■ Trecho ■
↓↓↓
Redação Plenax
Pesquisas apoiadas pelo Governo de Mato Grosso do Sul estão transformando a forma como Campo Grande enfrenta os impactos das chuvas intensas. A proposta é antecipar riscos de alagamentos por meio de sistemas inteligentes, capazes de orientar ações preventivas e reduzir prejuízos urbanos.
Desenvolvido na Universidade Federal de Mato Grosso do Sul, o projeto HidroEX – Extremos Hidrológicos em Múltiplas Escalas reúne tecnologia de ponta, inteligência artificial e monitoramento em tempo real para prever enchentes com maior precisão. A iniciativa conta com apoio da Fundação de Apoio ao Desenvolvimento do Ensino, Ciência e Tecnologia e da Secretaria de Meio Ambiente, Desenvolvimento, Ciência, Tecnologia e Inovação.
Os avanços já começam a impactar o dia a dia da Capital. Somente em fevereiro, foram registrados mais de 300 milímetros de chuva — volume que não era observado há uma década, segundo a Defesa Civil — reforçando a importância de sistemas capazes de antecipar eventos extremos.
Do campo científico à aplicação prática
Criado em 2017, o projeto evoluiu de uma pesquisa inicial para um sistema robusto de monitoramento. Hoje, utiliza sensores sem contato com a água, radares, câmeras e modelos baseados em inteligência artificial para medir níveis de rios e prever o comportamento das cheias.
↑↑↑
■ Linhas apresentadas ■
↓↓↓
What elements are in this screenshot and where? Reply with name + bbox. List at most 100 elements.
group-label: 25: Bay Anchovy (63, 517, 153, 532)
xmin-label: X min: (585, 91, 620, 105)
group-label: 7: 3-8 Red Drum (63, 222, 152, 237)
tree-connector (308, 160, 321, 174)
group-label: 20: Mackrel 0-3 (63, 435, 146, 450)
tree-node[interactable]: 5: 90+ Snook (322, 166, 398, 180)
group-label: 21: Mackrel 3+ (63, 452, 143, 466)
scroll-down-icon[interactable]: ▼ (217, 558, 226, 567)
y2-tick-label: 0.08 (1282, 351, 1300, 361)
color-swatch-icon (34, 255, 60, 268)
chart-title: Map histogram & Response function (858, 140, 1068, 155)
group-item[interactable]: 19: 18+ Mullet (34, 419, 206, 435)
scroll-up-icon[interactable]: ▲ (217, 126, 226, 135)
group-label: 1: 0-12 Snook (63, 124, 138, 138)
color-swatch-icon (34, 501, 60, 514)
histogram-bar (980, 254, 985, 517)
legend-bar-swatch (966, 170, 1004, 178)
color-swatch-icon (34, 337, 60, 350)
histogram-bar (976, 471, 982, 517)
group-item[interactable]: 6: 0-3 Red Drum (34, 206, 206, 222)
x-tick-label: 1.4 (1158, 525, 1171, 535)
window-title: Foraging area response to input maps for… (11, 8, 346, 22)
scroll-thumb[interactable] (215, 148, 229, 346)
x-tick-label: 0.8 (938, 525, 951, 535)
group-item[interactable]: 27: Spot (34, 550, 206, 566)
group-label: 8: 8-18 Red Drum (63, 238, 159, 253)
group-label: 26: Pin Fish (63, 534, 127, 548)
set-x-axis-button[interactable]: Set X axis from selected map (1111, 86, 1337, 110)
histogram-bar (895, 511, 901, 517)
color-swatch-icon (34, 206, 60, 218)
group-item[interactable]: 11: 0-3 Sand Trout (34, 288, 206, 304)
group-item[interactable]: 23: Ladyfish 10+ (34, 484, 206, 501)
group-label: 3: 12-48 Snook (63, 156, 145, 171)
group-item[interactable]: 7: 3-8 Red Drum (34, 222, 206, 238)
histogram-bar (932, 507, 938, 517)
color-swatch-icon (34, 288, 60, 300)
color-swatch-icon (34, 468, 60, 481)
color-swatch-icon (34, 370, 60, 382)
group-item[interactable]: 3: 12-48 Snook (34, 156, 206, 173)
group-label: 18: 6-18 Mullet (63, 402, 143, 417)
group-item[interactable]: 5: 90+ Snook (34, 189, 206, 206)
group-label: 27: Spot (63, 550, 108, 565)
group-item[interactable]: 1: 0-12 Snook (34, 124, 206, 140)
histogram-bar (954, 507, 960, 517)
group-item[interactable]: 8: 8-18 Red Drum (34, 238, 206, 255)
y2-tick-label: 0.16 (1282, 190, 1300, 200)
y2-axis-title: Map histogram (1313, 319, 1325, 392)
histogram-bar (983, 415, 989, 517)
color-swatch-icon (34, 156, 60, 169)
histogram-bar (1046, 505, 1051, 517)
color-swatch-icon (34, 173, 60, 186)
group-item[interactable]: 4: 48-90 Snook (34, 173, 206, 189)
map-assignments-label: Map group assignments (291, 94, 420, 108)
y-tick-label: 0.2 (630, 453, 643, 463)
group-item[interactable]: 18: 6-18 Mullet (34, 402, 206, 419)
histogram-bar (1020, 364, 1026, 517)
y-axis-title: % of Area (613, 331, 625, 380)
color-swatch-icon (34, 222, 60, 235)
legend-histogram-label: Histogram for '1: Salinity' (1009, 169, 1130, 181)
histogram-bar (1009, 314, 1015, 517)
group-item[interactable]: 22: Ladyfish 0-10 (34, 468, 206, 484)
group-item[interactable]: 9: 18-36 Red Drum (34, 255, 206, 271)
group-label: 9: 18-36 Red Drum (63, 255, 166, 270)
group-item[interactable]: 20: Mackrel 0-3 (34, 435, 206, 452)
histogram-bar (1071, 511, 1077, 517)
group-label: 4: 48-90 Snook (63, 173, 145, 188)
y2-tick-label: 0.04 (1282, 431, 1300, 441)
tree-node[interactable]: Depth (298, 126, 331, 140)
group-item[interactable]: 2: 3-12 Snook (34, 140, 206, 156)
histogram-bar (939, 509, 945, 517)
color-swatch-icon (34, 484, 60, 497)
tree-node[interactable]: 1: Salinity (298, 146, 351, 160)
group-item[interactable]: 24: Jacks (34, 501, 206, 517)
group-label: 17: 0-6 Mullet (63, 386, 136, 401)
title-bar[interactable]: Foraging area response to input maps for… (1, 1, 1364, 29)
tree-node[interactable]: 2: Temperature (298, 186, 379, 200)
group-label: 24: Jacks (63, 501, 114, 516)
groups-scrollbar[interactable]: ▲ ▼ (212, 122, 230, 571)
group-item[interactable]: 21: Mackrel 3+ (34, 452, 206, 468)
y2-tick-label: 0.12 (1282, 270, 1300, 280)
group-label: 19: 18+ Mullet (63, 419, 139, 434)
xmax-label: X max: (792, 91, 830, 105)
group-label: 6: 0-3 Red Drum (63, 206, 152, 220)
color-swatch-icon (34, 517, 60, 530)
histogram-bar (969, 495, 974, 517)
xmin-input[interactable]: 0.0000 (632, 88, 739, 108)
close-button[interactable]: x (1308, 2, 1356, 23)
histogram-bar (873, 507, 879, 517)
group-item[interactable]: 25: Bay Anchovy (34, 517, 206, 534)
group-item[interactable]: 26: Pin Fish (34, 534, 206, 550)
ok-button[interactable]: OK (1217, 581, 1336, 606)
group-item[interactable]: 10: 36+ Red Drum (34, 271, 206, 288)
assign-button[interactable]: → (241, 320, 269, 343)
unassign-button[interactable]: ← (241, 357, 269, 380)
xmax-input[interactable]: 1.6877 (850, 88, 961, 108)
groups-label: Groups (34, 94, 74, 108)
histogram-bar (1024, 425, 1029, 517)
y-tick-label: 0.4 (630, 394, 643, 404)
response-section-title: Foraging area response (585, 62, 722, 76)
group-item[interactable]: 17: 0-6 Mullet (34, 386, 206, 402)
↑↑↑
■ Tarefa a cumprir ■
Transcreva do trecho sobre a previsão de alagamentos em Campo Grande a parte que começa em "Desenvolvido na Universidade" e termina em "Tecnologia e Inovação.".

■ Resposta escrita ■
Desenvolvido na Universidade Federal de Mato Grosso do Sul, o projeto HidroEX – Extremos Hidrológicos em Múltiplas Escalas reúne tecnologia de ponta, inteligência artificial e monitoramento em tempo real para prever enchentes com maior precisão. A iniciativa conta com apoio da Fundação de Apoio ao Desenvolvimento do Ensino, Ciência e Tecnologia e da Secretaria de Meio Ambiente, Desenvolvimento, Ciência, Tecnologia e Inovação.